GIVEN RECORDS:
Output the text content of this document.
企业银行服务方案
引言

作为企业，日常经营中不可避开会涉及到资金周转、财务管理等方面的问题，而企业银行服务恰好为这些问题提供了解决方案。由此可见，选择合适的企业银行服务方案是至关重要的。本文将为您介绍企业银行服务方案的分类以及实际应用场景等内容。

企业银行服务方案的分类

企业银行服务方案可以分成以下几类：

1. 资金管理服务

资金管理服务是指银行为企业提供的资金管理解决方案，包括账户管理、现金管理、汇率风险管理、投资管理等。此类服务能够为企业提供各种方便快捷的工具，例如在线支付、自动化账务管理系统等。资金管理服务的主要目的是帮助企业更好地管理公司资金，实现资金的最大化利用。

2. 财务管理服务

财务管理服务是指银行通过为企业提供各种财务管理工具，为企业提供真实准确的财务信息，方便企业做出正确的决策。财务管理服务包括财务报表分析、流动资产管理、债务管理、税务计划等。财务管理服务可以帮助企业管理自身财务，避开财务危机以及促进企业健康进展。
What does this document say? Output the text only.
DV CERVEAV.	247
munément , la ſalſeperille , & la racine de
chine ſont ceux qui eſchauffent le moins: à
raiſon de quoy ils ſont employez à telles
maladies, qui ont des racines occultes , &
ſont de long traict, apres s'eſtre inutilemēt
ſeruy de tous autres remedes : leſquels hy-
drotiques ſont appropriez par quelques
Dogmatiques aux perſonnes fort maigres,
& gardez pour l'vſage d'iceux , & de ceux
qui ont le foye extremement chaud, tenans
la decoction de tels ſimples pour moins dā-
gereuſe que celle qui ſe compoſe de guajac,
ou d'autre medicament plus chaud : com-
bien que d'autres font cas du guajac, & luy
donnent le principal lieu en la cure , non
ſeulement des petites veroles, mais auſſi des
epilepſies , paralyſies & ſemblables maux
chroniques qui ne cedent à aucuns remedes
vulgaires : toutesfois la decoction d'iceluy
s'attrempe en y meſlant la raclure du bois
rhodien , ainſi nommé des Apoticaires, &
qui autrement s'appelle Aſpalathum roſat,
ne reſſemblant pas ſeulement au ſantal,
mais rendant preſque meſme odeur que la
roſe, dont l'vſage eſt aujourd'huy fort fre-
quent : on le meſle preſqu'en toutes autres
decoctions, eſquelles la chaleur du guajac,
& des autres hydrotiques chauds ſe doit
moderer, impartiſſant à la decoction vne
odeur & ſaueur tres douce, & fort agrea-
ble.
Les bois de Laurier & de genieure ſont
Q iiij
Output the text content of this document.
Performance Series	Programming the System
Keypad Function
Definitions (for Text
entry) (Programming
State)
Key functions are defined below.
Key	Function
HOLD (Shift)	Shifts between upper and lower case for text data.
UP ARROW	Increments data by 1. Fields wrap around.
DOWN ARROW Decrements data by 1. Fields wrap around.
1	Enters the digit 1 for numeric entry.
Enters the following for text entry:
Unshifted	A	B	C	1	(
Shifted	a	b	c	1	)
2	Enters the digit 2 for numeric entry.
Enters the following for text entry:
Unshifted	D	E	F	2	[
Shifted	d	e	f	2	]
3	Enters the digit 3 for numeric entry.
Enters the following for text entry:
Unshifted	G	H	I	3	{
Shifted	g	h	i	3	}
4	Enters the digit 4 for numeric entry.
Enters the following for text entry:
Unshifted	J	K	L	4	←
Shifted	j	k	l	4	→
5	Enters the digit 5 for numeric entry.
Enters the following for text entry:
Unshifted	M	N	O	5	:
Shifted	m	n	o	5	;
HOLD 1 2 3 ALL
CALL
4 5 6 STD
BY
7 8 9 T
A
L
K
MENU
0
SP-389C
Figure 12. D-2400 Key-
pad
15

WHAT TO WORK ON: Retype all the material above precisely, with no line left out.

COMPLETED EXERCISE:
Output the text content of this document.
企业银行服务方案
引言

作为企业，日常经营中不可避开会涉及到资金周转、财务管理等方面的问题，而企业银行服务恰好为这些问题提供了解决方案。由此可见，选择合适的企业银行服务方案是至关重要的。本文将为您介绍企业银行服务方案的分类以及实际应用场景等内容。

企业银行服务方案的分类

企业银行服务方案可以分成以下几类：

1. 资金管理服务

资金管理服务是指银行为企业提供的资金管理解决方案，包括账户管理、现金管理、汇率风险管理、投资管理等。此类服务能够为企业提供各种方便快捷的工具，例如在线支付、自动化账务管理系统等。资金管理服务的主要目的是帮助企业更好地管理公司资金，实现资金的最大化利用。

2. 财务管理服务

财务管理服务是指银行通过为企业提供各种财务管理工具，为企业提供真实准确的财务信息，方便企业做出正确的决策。财务管理服务包括财务报表分析、流动资产管理、债务管理、税务计划等。财务管理服务可以帮助企业管理自身财务，避开财务危机以及促进企业健康进展。
What does this document say? Output the text only.
DV CERVEAV.	247
munément , la ſalſeperille , & la racine de
chine ſont ceux qui eſchauffent le moins: à
raiſon de quoy ils ſont employez à telles
maladies, qui ont des racines occultes , &
ſont de long traict, apres s'eſtre inutilemēt
ſeruy de tous autres remedes : leſquels hy-
drotiques ſont appropriez par quelques
Dogmatiques aux perſonnes fort maigres,
& gardez pour l'vſage d'iceux , & de ceux
qui ont le foye extremement chaud, tenans
la decoction de tels ſimples pour moins dā-
gereuſe que celle qui ſe compoſe de guajac,
ou d'autre medicament plus chaud : com-
bien que d'autres font cas du guajac, & luy
donnent le principal lieu en la cure , non
ſeulement des petites veroles, mais auſſi des
epilepſies , paralyſies & ſemblables maux
chroniques qui ne cedent à aucuns remedes
vulgaires : toutesfois la decoction d'iceluy
s'attrempe en y meſlant la raclure du bois
rhodien , ainſi nommé des Apoticaires, &
qui autrement s'appelle Aſpalathum roſat,
ne reſſemblant pas ſeulement au ſantal,
mais rendant preſque meſme odeur que la
roſe, dont l'vſage eſt aujourd'huy fort fre-
quent : on le meſle preſqu'en toutes autres
decoctions, eſquelles la chaleur du guajac,
& des autres hydrotiques chauds ſe doit
moderer, impartiſſant à la decoction vne
odeur & ſaueur tres douce, & fort agrea-
ble.
Les bois de Laurier & de genieure ſont
Q iiij
Output the text content of this document.
Performance Series	Programming the System
Keypad Function
Definitions (for Text
entry) (Programming
State)
Key functions are defined below.
Key	Function
HOLD (Shift)	Shifts between upper and lower case for text data.
UP ARROW	Increments data by 1. Fields wrap around.
DOWN ARROW Decrements data by 1. Fields wrap around.
1	Enters the digit 1 for numeric entry.
Enters the following for text entry:
Unshifted	A	B	C	1	(
Shifted	a	b	c	1	)
2	Enters the digit 2 for numeric entry.
Enters the following for text entry:
Unshifted	D	E	F	2	[
Shifted	d	e	f	2	]
3	Enters the digit 3 for numeric entry.
Enters the following for text entry:
Unshifted	G	H	I	3	{
Shifted	g	h	i	3	}
4	Enters the digit 4 for numeric entry.
Enters the following for text entry:
Unshifted	J	K	L	4	←
Shifted	j	k	l	4	→
5	Enters the digit 5 for numeric entry.
Enters the following for text entry:
Unshifted	M	N	O	5	:
Shifted	m	n	o	5	;
HOLD 1 2 3 ALL
CALL
4 5 6 STD
BY
7 8 9 T
A
L
K
MENU
0
SP-389C
Figure 12. D-2400 Key-
pad
15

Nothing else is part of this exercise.